--- Data shown ---
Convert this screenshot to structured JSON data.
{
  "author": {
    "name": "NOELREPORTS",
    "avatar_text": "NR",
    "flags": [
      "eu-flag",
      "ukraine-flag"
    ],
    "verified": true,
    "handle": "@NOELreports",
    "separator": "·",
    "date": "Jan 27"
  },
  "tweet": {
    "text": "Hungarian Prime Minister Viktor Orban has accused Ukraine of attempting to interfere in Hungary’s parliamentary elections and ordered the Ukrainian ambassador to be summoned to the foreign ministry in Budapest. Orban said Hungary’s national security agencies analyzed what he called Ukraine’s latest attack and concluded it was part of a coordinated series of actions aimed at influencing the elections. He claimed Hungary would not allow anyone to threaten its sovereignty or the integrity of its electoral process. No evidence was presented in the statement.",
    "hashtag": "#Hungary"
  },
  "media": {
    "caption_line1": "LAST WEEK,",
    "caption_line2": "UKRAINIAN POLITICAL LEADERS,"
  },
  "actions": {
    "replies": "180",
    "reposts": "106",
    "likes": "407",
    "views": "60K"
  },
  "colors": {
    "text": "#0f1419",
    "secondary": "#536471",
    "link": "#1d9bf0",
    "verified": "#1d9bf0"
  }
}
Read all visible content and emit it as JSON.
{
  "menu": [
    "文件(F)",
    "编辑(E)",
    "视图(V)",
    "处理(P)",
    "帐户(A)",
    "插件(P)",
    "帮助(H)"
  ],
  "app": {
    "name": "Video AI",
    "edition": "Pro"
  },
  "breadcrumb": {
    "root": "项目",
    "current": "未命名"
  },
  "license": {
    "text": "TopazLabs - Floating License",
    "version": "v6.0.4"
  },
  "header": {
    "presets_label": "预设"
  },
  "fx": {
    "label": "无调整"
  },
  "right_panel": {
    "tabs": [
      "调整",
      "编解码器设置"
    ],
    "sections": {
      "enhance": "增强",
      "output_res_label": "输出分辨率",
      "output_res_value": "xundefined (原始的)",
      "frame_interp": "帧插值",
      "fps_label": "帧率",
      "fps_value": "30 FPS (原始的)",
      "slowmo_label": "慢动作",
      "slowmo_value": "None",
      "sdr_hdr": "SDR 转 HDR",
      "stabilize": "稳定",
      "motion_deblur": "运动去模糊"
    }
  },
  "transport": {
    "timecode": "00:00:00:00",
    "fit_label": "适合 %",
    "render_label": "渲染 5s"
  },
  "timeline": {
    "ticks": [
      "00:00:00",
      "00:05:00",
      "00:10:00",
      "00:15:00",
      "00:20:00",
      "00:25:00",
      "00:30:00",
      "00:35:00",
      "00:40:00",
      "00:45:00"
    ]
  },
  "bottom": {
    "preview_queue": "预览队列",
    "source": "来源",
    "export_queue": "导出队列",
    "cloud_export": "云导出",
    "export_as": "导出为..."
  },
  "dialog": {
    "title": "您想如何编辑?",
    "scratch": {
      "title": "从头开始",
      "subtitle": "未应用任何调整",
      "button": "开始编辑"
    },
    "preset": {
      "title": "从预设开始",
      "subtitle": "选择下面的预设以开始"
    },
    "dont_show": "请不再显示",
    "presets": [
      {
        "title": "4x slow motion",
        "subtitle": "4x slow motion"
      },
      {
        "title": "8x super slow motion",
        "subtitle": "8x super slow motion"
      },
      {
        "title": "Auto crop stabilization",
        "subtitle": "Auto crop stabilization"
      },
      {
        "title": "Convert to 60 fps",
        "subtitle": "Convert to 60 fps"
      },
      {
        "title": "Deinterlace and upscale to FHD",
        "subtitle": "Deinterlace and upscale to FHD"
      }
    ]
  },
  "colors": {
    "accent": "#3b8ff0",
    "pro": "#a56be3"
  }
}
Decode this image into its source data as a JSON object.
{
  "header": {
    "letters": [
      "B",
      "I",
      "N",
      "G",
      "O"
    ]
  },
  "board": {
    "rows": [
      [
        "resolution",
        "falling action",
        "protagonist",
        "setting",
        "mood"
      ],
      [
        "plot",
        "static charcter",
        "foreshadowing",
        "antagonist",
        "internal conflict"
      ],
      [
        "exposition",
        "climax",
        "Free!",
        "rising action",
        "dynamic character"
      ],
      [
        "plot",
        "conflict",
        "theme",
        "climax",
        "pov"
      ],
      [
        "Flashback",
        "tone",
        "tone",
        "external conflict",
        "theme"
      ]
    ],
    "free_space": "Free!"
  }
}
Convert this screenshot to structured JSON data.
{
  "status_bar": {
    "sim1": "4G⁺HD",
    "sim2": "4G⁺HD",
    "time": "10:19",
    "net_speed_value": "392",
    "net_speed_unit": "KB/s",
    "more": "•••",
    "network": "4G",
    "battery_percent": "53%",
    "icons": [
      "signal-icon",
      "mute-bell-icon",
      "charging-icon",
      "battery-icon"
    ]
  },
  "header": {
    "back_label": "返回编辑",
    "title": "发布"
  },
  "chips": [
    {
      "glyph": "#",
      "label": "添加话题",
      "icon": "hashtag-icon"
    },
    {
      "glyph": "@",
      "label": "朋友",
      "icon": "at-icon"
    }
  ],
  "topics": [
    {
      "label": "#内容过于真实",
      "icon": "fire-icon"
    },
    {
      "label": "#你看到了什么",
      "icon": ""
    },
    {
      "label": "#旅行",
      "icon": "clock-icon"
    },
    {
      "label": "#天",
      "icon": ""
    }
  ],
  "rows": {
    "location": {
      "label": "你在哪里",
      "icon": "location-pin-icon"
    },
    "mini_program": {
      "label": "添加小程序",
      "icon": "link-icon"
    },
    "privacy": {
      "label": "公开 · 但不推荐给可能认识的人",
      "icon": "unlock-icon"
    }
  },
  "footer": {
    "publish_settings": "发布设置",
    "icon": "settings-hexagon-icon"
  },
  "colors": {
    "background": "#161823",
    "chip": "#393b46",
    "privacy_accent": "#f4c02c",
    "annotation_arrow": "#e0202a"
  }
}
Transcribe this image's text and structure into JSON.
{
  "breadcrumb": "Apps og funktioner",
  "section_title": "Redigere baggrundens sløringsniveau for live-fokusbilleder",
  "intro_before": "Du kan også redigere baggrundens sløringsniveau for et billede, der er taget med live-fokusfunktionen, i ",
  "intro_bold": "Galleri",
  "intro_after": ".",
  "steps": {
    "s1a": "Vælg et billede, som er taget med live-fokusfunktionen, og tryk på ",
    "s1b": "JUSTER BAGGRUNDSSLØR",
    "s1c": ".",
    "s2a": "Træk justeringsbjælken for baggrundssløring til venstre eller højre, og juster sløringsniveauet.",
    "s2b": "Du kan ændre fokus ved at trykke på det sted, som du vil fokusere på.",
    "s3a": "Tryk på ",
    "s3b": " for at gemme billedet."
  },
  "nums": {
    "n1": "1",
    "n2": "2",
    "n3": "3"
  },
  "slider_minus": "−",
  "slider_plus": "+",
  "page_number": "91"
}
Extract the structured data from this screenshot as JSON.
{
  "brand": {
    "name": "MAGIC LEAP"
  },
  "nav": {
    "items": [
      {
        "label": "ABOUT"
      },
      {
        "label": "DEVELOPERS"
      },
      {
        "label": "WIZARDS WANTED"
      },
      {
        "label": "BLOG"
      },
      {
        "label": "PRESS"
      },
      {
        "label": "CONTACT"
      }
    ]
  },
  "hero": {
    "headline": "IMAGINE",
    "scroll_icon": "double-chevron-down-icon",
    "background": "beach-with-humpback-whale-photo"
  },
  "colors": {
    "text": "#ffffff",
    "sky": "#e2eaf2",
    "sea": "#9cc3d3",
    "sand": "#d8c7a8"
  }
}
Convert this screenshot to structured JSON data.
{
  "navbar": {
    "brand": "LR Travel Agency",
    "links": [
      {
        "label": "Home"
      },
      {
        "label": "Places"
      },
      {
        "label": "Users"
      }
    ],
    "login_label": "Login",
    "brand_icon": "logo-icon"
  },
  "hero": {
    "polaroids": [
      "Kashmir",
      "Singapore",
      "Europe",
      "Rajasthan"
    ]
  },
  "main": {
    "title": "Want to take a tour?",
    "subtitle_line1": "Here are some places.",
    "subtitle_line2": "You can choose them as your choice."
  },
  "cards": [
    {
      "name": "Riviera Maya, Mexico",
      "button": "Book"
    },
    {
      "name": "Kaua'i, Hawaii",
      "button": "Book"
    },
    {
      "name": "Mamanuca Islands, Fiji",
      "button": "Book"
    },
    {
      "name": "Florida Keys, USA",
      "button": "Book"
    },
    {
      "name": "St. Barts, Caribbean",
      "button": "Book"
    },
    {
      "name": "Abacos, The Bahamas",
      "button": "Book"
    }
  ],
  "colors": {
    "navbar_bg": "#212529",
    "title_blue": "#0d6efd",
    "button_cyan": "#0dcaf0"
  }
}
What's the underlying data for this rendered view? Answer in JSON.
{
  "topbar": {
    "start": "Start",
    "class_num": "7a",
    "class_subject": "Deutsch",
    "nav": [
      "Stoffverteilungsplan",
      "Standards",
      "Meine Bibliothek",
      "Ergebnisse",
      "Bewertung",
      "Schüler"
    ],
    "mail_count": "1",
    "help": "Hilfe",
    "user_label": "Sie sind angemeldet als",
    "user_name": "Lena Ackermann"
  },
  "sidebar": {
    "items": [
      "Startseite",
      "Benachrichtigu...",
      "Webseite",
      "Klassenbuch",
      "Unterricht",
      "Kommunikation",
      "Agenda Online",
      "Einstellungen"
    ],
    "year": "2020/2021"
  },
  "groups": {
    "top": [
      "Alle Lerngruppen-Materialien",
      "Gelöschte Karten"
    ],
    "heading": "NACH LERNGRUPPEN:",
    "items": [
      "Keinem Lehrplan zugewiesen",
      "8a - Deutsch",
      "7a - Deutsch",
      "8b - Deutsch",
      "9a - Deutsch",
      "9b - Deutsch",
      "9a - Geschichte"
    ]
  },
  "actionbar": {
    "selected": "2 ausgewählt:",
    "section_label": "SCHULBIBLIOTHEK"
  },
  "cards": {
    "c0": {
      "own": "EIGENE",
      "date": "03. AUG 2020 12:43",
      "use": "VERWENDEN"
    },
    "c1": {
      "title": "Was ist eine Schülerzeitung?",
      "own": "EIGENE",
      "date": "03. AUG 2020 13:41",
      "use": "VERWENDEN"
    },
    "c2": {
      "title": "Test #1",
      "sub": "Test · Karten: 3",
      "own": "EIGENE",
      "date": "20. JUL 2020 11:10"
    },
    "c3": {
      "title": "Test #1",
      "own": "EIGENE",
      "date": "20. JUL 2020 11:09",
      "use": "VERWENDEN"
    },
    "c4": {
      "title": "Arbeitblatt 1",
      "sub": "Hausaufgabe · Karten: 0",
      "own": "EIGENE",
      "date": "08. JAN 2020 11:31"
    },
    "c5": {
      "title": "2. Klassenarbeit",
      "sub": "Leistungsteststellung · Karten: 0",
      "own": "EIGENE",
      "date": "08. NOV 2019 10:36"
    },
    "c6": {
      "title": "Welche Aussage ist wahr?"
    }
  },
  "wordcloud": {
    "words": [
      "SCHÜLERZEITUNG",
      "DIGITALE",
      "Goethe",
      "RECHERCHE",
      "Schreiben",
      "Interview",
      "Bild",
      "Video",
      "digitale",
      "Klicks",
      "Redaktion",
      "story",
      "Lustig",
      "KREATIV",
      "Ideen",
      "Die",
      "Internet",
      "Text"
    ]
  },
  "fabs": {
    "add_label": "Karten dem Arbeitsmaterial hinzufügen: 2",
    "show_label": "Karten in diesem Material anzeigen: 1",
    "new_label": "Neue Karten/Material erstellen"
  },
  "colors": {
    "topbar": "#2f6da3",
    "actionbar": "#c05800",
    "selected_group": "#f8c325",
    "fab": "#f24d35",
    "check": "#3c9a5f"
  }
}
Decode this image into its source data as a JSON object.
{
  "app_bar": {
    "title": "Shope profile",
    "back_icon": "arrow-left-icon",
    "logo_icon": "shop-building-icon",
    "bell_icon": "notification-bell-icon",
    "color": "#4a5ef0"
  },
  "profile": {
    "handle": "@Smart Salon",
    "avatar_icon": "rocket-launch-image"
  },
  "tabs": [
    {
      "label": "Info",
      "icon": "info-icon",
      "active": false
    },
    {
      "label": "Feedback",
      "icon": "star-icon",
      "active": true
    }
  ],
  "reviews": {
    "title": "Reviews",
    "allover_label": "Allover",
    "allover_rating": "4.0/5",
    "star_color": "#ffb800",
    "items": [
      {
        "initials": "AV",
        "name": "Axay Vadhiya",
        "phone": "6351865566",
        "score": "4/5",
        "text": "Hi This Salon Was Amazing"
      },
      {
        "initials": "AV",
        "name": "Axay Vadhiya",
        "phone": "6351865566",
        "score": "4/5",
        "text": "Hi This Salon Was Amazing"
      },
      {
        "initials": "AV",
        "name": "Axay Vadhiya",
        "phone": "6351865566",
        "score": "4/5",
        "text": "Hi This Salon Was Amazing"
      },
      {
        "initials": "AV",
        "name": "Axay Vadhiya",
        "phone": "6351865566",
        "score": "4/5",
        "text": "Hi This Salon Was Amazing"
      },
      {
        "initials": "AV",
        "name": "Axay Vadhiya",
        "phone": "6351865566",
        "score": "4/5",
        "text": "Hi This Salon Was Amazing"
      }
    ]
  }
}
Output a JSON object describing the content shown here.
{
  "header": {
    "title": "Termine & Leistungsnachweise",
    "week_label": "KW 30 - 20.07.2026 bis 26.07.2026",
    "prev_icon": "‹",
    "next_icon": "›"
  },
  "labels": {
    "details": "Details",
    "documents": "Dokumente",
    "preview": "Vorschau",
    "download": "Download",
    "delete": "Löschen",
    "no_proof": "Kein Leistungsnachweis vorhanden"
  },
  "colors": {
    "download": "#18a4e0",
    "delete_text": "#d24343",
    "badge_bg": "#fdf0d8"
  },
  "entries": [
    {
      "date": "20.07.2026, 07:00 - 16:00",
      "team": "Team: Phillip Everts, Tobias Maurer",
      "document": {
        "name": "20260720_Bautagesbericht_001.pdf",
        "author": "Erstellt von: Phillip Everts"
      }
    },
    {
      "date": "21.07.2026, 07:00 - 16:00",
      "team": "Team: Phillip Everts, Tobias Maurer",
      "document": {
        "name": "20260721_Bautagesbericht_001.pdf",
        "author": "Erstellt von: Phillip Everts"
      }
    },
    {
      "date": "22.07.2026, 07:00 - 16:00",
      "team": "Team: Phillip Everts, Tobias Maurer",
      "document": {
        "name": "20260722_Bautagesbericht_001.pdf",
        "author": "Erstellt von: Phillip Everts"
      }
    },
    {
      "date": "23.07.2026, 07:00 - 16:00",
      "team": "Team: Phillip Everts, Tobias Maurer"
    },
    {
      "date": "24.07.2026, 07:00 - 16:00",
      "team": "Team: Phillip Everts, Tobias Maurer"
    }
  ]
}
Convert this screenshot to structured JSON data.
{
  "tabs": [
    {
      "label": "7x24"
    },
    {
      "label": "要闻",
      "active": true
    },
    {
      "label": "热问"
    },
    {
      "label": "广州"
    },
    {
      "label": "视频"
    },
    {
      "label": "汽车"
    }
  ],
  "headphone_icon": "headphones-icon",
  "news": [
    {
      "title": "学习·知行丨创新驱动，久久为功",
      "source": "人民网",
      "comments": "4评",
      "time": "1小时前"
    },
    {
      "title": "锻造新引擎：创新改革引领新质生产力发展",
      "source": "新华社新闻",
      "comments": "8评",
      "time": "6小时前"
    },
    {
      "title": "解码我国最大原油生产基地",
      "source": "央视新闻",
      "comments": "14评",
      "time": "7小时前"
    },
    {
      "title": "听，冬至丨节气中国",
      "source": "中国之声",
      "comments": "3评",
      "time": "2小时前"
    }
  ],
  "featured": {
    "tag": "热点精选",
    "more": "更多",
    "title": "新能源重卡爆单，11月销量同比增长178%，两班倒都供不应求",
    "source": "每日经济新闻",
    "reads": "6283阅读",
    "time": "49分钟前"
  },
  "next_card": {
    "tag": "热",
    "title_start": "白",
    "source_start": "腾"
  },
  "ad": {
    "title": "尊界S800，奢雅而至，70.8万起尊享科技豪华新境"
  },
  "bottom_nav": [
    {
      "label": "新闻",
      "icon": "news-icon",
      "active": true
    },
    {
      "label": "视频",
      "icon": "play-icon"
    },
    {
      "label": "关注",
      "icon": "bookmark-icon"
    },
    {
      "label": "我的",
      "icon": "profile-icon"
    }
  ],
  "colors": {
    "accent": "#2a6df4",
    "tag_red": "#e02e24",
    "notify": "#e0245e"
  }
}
---
Aim of the task: Write out every line of the entries that holds the word "Hungary".

Exercise result:
    "text": "Hungarian Prime Minister Viktor Orban has accused Ukraine of attempting to interfere in Hungary’s parliamentary elections and ordered the Ukrainian ambassador to be summoned to the foreign ministry in Budapest. Orban said Hungary’s national security agencies analyzed what he called Ukraine’s latest attack and concluded it was part of a coordinated series of actions aimed at influencing the elections. He claimed Hungary would not allow anyone to threaten its sovereignty or the integrity of its electoral process. No evidence was presented in the statement.",
    "hashtag": "#Hungary"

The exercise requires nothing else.